**Supplied data**
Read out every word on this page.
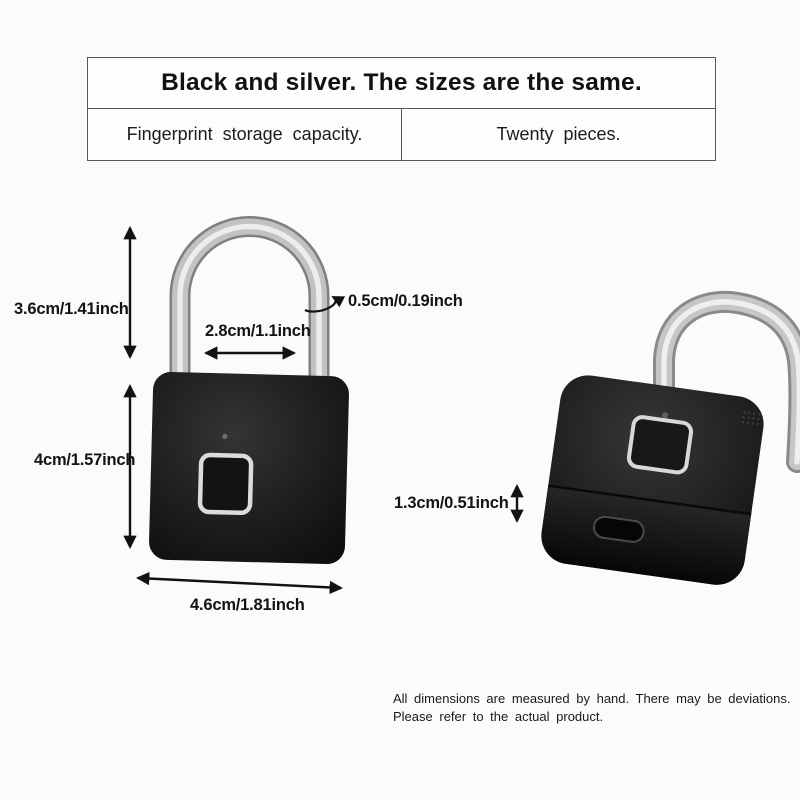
Black and silver. The sizes are the same.
Fingerprint storage capacity.	Twenty pieces.
3.6cm/1.41inch
2.8cm/1.1inch
0.5cm/0.19inch
4cm/1.57inch
4.6cm/1.81inch
1.3cm/0.51inch
All dimensions are measured by hand. There may be deviations.
Please refer to the actual product.
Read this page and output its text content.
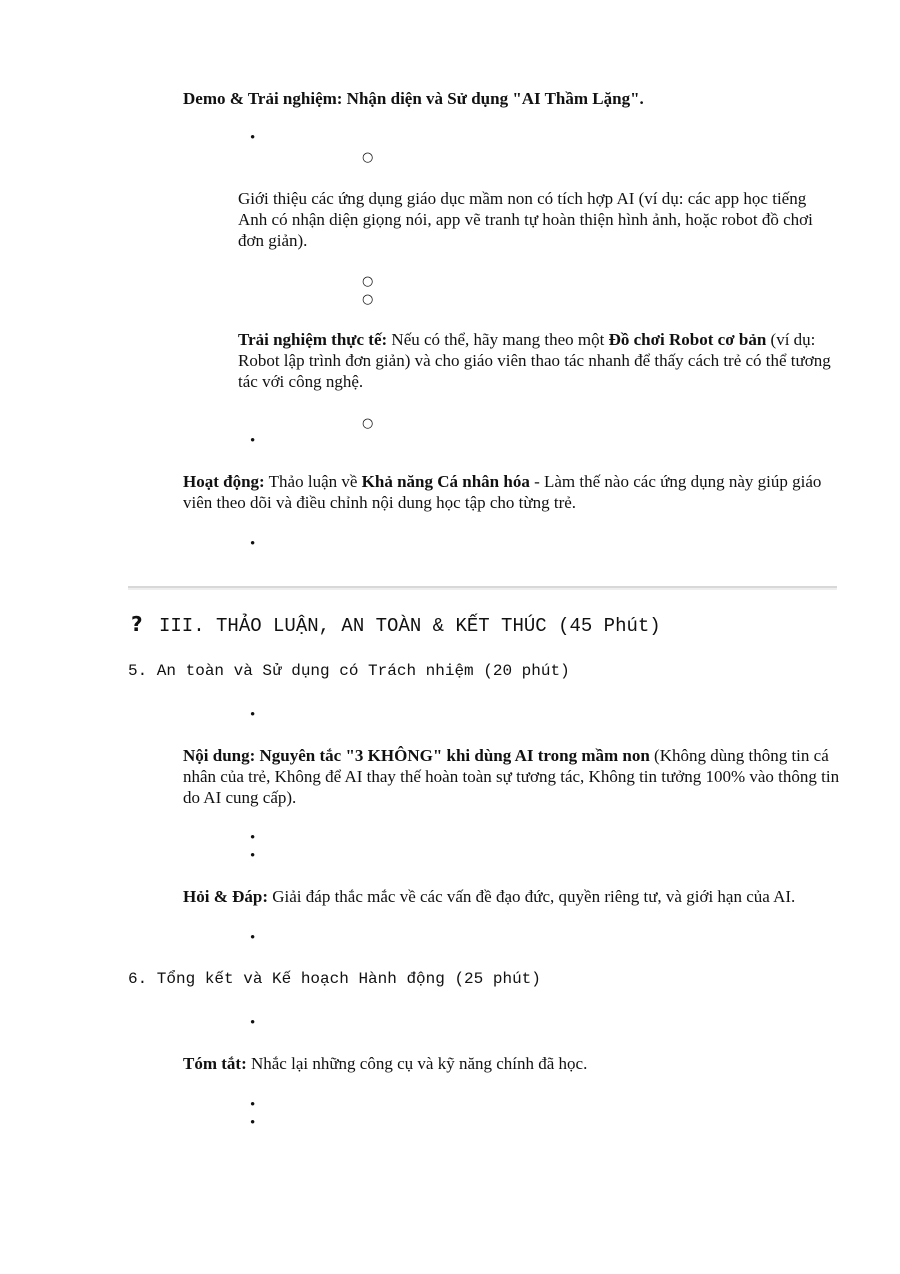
Demo & Trải nghiệm: Nhận diện và Sử dụng "AI Thầm Lặng".
•
○
Giới thiệu các ứng dụng giáo dục mầm non có tích hợp AI (ví dụ: các app học tiếng Anh có nhận diện giọng nói, app vẽ tranh tự hoàn thiện hình ảnh, hoặc robot đồ chơi đơn giản).
○
○
Trải nghiệm thực tế: Nếu có thể, hãy mang theo một Đồ chơi Robot cơ bản (ví dụ: Robot lập trình đơn giản) và cho giáo viên thao tác nhanh để thấy cách trẻ có thể tương tác với công nghệ.
○
•
Hoạt động: Thảo luận về Khả năng Cá nhân hóa - Làm thế nào các ứng dụng này giúp giáo viên theo dõi và điều chỉnh nội dung học tập cho từng trẻ.
•
? III. THẢO LUẬN, AN TOÀN & KẾT THÚC (45 Phút)
5. An toàn và Sử dụng có Trách nhiệm (20 phút)
•
Nội dung: Nguyên tắc "3 KHÔNG" khi dùng AI trong mầm non (Không dùng thông tin cá nhân của trẻ, Không để AI thay thế hoàn toàn sự tương tác, Không tin tưởng 100% vào thông tin do AI cung cấp).
•
•
Hỏi & Đáp: Giải đáp thắc mắc về các vấn đề đạo đức, quyền riêng tư, và giới hạn của AI.
•
6. Tổng kết và Kế hoạch Hành động (25 phút)
•
Tóm tắt: Nhắc lại những công cụ và kỹ năng chính đã học.
•
•
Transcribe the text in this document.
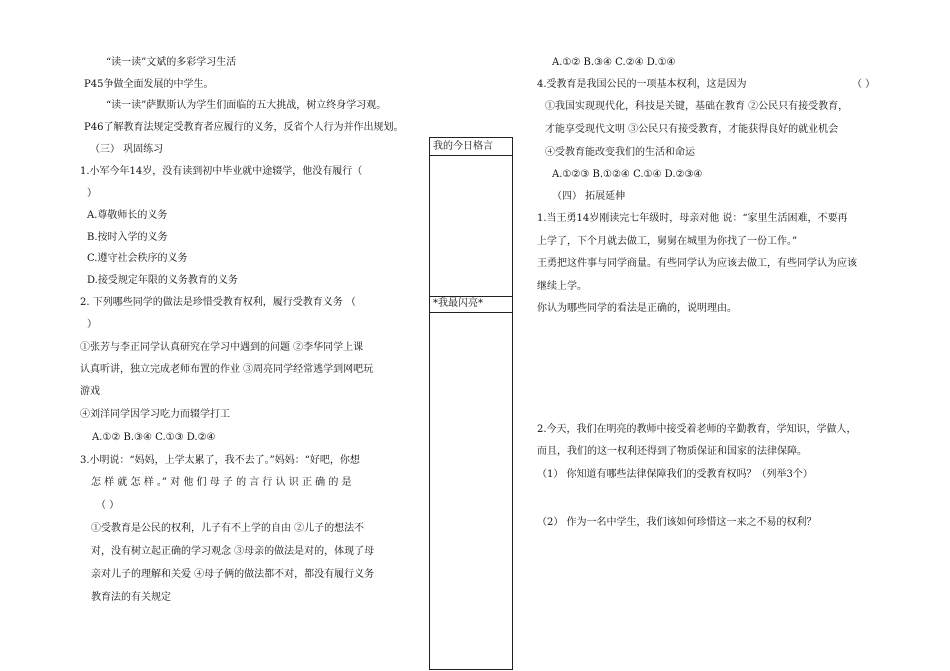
“读一读”文斌的多彩学习生活
P45争做全面发展的中学生。
“读一读”萨默斯认为学生们面临的五大挑战，树立终身学习观。
P46了解教育法规定受教育者应履行的义务，反省个人行为并作出规划。
（三） 巩固练习
1.小军今年14岁，没有读到初中毕业就中途辍学，他没有履行（
）
A.尊敬师长的义务
B.按时入学的义务
C.遵守社会秩序的义务
D.接受规定年限的义务教育的义务
2. 下列哪些同学的做法是珍惜受教育权利，履行受教育义务 （
）
①张芳与李正同学认真研究在学习中遇到的问题 ②李华同学上课
认真听讲，独立完成老师布置的作业 ③周亮同学经常逃学到网吧玩
游戏
④刘洋同学因学习吃力而辍学打工
A.①② B.③④ C.①③ D.②④
3.小明说：“妈妈，上学太累了，我不去了。”妈妈：“好吧，你想
怎 样 就 怎 样 。” 对 他 们 母 子 的 言 行 认 识 正 确 的 是
（ ）
①受教育是公民的权利，儿子有不上学的自由 ②儿子的想法不
对，没有树立起正确的学习观念 ③母亲的做法是对的，体现了母
亲对儿子的理解和关爱 ④母子俩的做法都不对，都没有履行义务
教育法的有关规定
我的今日格言
*我最闪亮*
A.①② B.③④ C.②④ D.①④
4.受教育是我国公民的一项基本权利，这是因为	（ ）
①我国实现现代化，科技是关键，基础在教育 ②公民只有接受教育，
才能享受现代文明 ③公民只有接受教育，才能获得良好的就业机会
④受教育能改变我们的生活和命运
A.①②③ B.①②④ C.①④ D.②③④
（四） 拓展延伸
1.当王勇14岁刚读完七年级时，母亲对他 说：“家里生活困难，不要再
上学了，下个月就去做工，舅舅在城里为你找了一份工作。”
王勇把这件事与同学商量。有些同学认为应该去做工，有些同学认为应该
继续上学。
你认为哪些同学的看法是正确的，说明理由。
2.今天，我们在明亮的教师中接受着老师的辛勤教育，学知识，学做人，
而且，我们的这一权利还得到了物质保证和国家的法律保障。
（1） 你知道有哪些法律保障我们的受教育权吗？（列举3个）
（2） 作为一名中学生，我们该如何珍惜这一来之不易的权利？
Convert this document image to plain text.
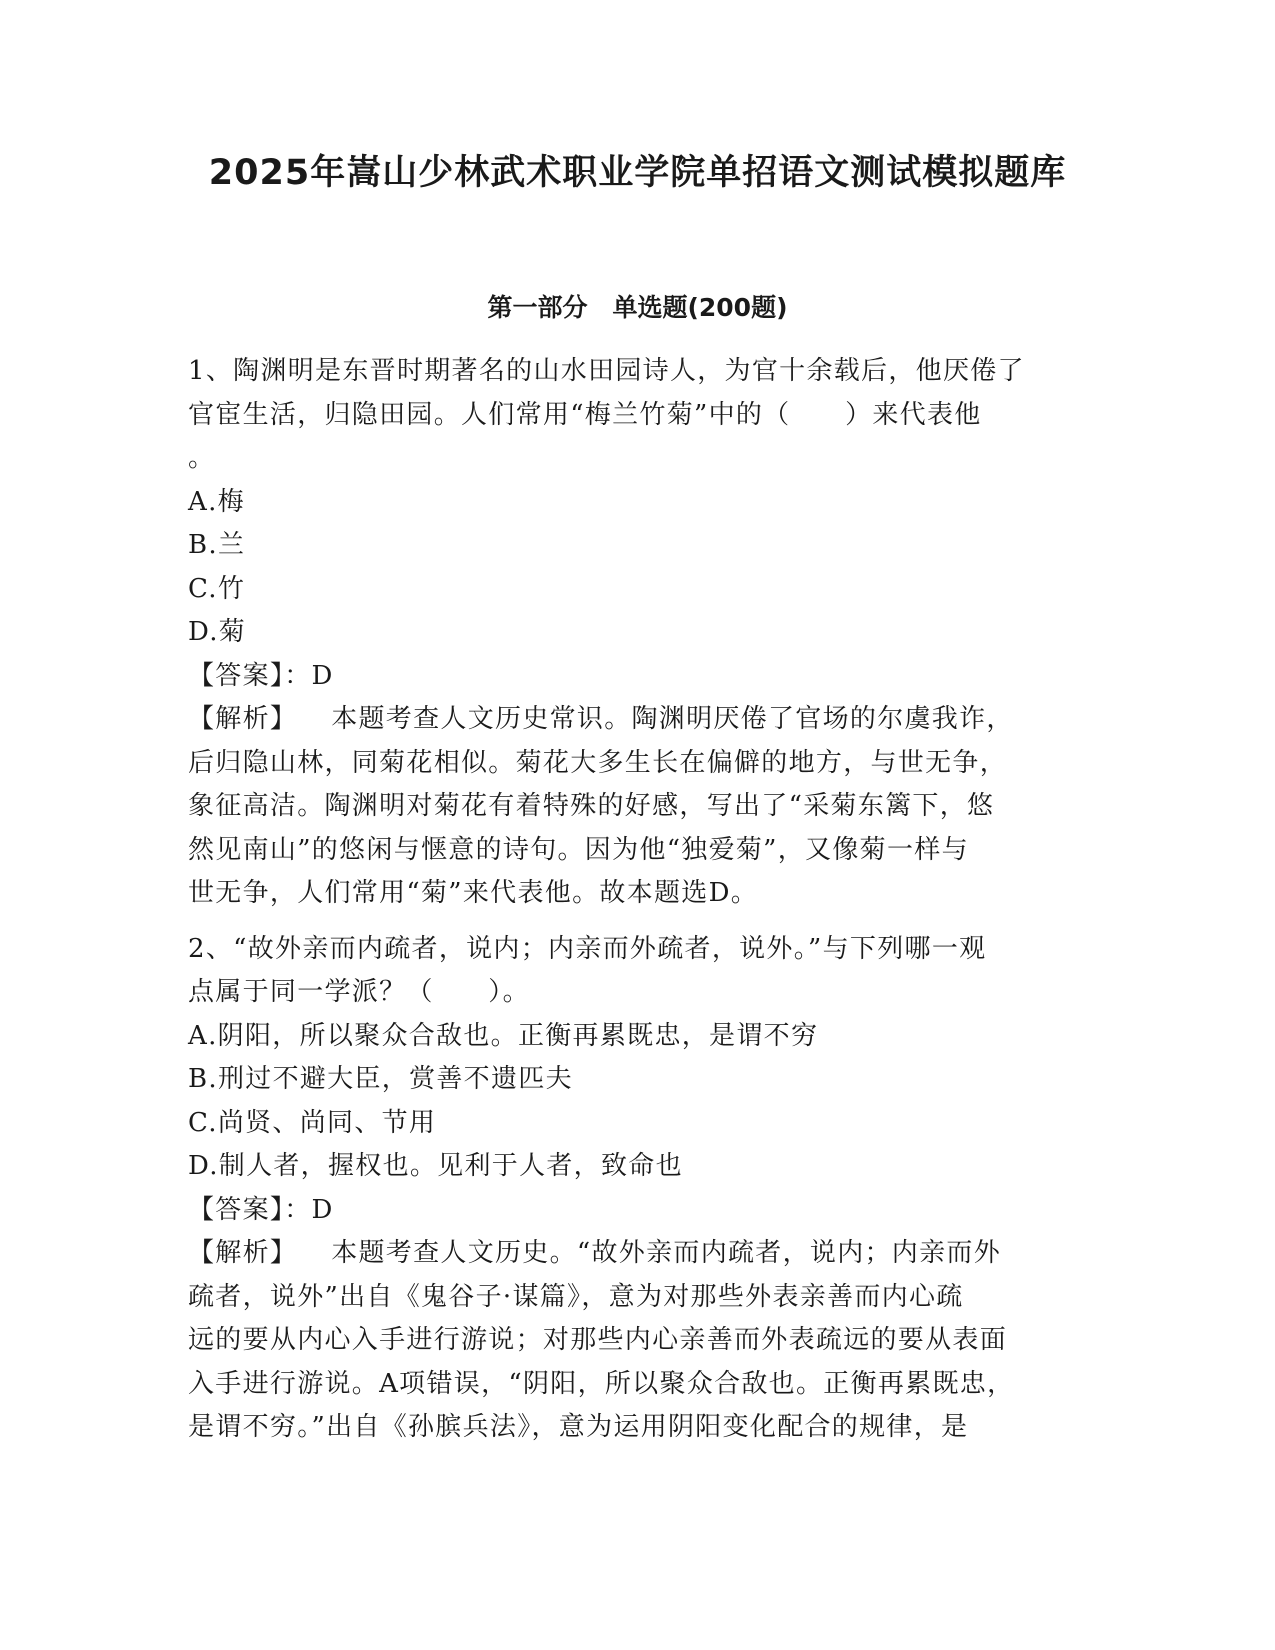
2025年嵩山少林武术职业学院单招语文测试模拟题库
第一部分　单选题(200题)
1、陶渊明是东晋时期著名的山水田园诗人，为官十余载后，他厌倦了
官宦生活，归隐田园。人们常用“梅兰竹菊”中的（　　）来代表他
。
A.梅
B.兰
C.竹
D.菊
【答案】：D
【解析】 本题考查人文历史常识。陶渊明厌倦了官场的尔虞我诈，
后归隐山林，同菊花相似。菊花大多生长在偏僻的地方，与世无争，
象征高洁。陶渊明对菊花有着特殊的好感，写出了“采菊东篱下，悠
然见南山”的悠闲与惬意的诗句。因为他“独爱菊”，又像菊一样与
世无争，人们常用“菊”来代表他。故本题选D。
2、“故外亲而内疏者，说内；内亲而外疏者，说外。”与下列哪一观
点属于同一学派？（　　）。
A.阴阳，所以聚众合敌也。正衡再累既忠，是谓不穷
B.刑过不避大臣，赏善不遗匹夫
C.尚贤、尚同、节用
D.制人者，握权也。见利于人者，致命也
【答案】：D
【解析】 本题考查人文历史。“故外亲而内疏者，说内；内亲而外
疏者，说外”出自《鬼谷子·谋篇》，意为对那些外表亲善而内心疏
远的要从内心入手进行游说；对那些内心亲善而外表疏远的要从表面
入手进行游说。A项错误，“阴阳，所以聚众合敌也。正衡再累既忠，
是谓不穷。”出自《孙膑兵法》，意为运用阴阳变化配合的规律，是
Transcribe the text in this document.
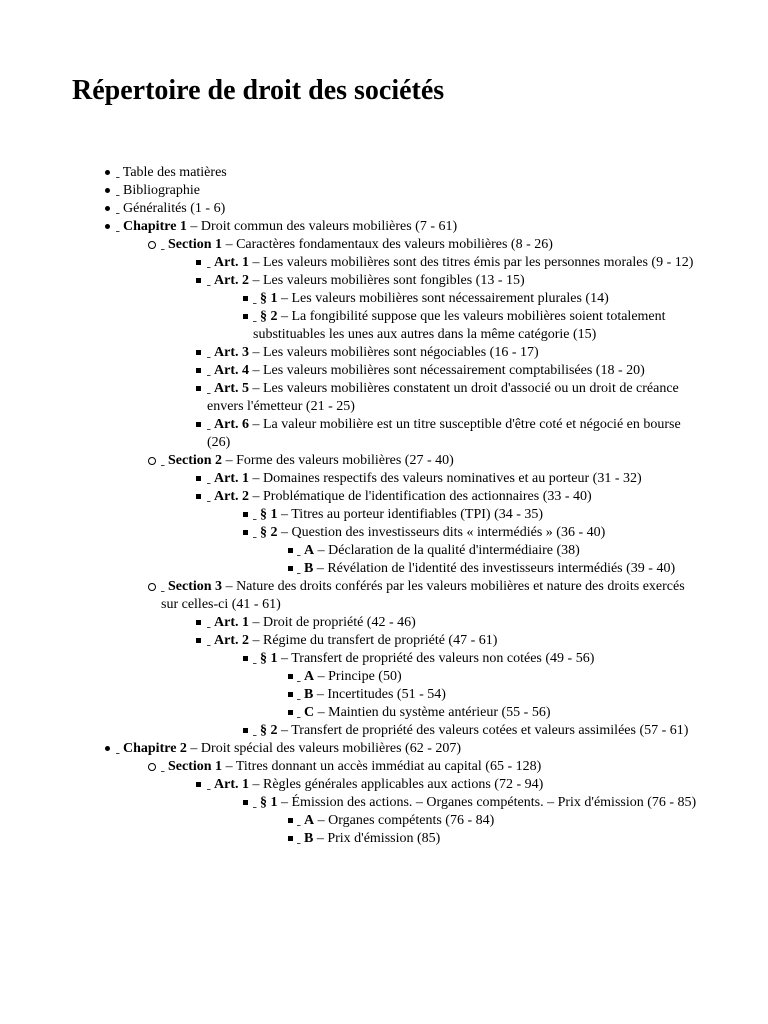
Répertoire de droit des sociétés
Table des matières
Bibliographie
Généralités (1 - 6)
Chapitre 1 – Droit commun des valeurs mobilières (7 - 61)
Section 1 – Caractères fondamentaux des valeurs mobilières (8 - 26)
Art. 1 – Les valeurs mobilières sont des titres émis par les personnes morales (9 - 12)
Art. 2 – Les valeurs mobilières sont fongibles (13 - 15)
§ 1 – Les valeurs mobilières sont nécessairement plurales (14)
§ 2 – La fongibilité suppose que les valeurs mobilières soient totalement substituables les unes aux autres dans la même catégorie (15)
Art. 3 – Les valeurs mobilières sont négociables (16 - 17)
Art. 4 – Les valeurs mobilières sont nécessairement comptabilisées (18 - 20)
Art. 5 – Les valeurs mobilières constatent un droit d'associé ou un droit de créance envers l'émetteur (21 - 25)
Art. 6 – La valeur mobilière est un titre susceptible d'être coté et négocié en bourse (26)
Section 2 – Forme des valeurs mobilières (27 - 40)
Art. 1 – Domaines respectifs des valeurs nominatives et au porteur (31 - 32)
Art. 2 – Problématique de l'identification des actionnaires (33 - 40)
§ 1 – Titres au porteur identifiables (TPI) (34 - 35)
§ 2 – Question des investisseurs dits « intermédiés » (36 - 40)
A – Déclaration de la qualité d'intermédiaire (38)
B – Révélation de l'identité des investisseurs intermédiés (39 - 40)
Section 3 – Nature des droits conférés par les valeurs mobilières et nature des droits exercés sur celles-ci (41 - 61)
Art. 1 – Droit de propriété (42 - 46)
Art. 2 – Régime du transfert de propriété (47 - 61)
§ 1 – Transfert de propriété des valeurs non cotées (49 - 56)
A – Principe (50)
B – Incertitudes (51 - 54)
C – Maintien du système antérieur (55 - 56)
§ 2 – Transfert de propriété des valeurs cotées et valeurs assimilées (57 - 61)
Chapitre 2 – Droit spécial des valeurs mobilières (62 - 207)
Section 1 – Titres donnant un accès immédiat au capital (65 - 128)
Art. 1 – Règles générales applicables aux actions (72 - 94)
§ 1 – Émission des actions. – Organes compétents. – Prix d'émission (76 - 85)
A – Organes compétents (76 - 84)
B – Prix d'émission (85)
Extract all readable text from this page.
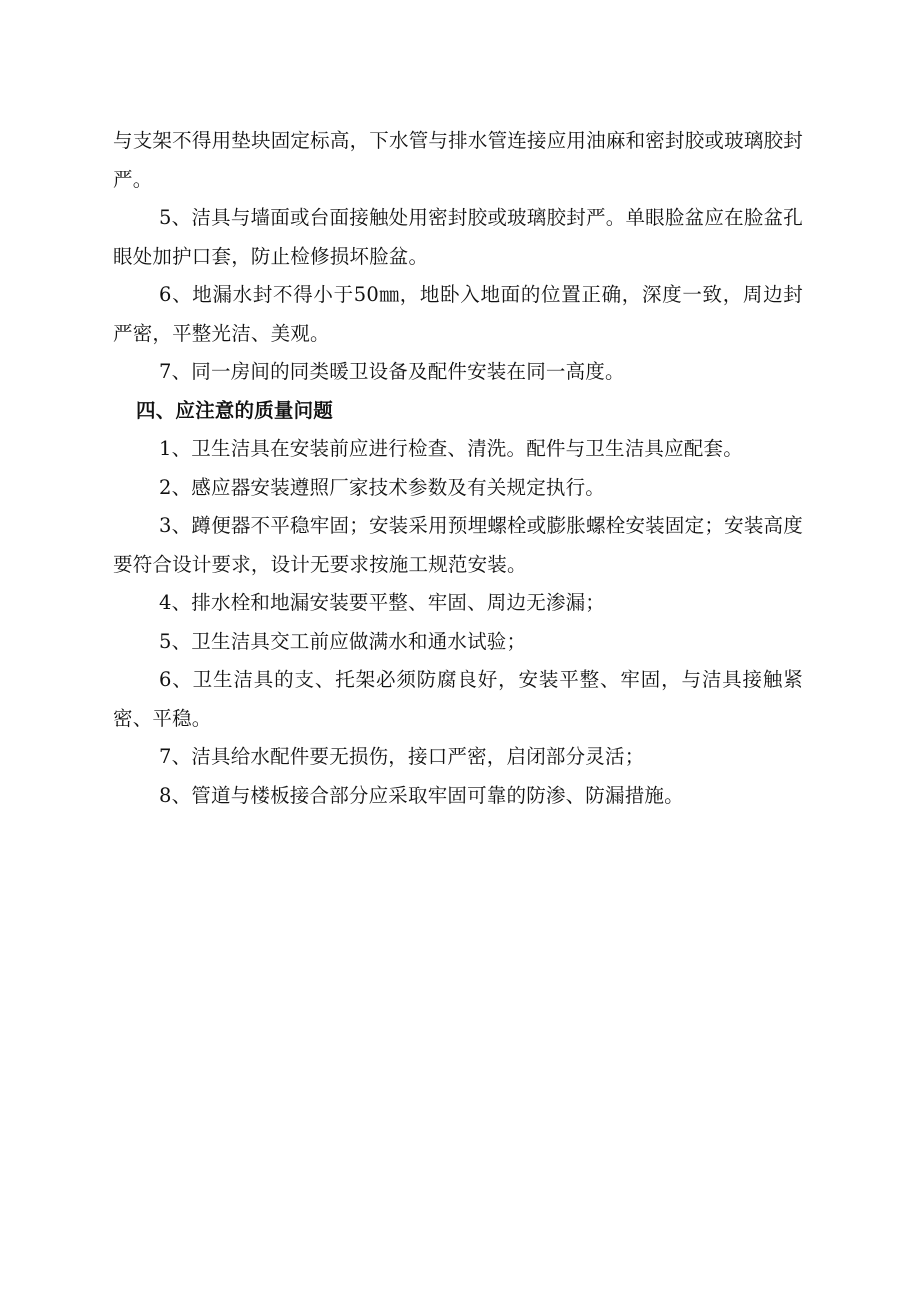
与支架不得用垫块固定标高，下水管与排水管连接应用油麻和密封胶或玻璃胶封严。

5、洁具与墙面或台面接触处用密封胶或玻璃胶封严。单眼脸盆应在脸盆孔眼处加护口套，防止检修损坏脸盆。

6、地漏水封不得小于50㎜，地卧入地面的位置正确，深度一致，周边封严密，平整光洁、美观。

7、同一房间的同类暖卫设备及配件安装在同一高度。

四、应注意的质量问题

1、卫生洁具在安装前应进行检查、清洗。配件与卫生洁具应配套。

2、感应器安装遵照厂家技术参数及有关规定执行。

3、蹲便器不平稳牢固；安装采用预埋螺栓或膨胀螺栓安装固定；安装高度要符合设计要求，设计无要求按施工规范安装。

4、排水栓和地漏安装要平整、牢固、周边无渗漏；

5、卫生洁具交工前应做满水和通水试验；

6、卫生洁具的支、托架必须防腐良好，安装平整、牢固，与洁具接触紧密、平稳。

7、洁具给水配件要无损伤，接口严密，启闭部分灵活；

8、管道与楼板接合部分应采取牢固可靠的防渗、防漏措施。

**Problem to work on**
Locate each line with the word "正衡再累既忠" and copy it.

**Result**
A.阴阳，所以聚众合敌也。正衡再累既忠，是谓不穷
入手进行游说。A项错误，“阴阳，所以聚众合敌也。正衡再累既忠，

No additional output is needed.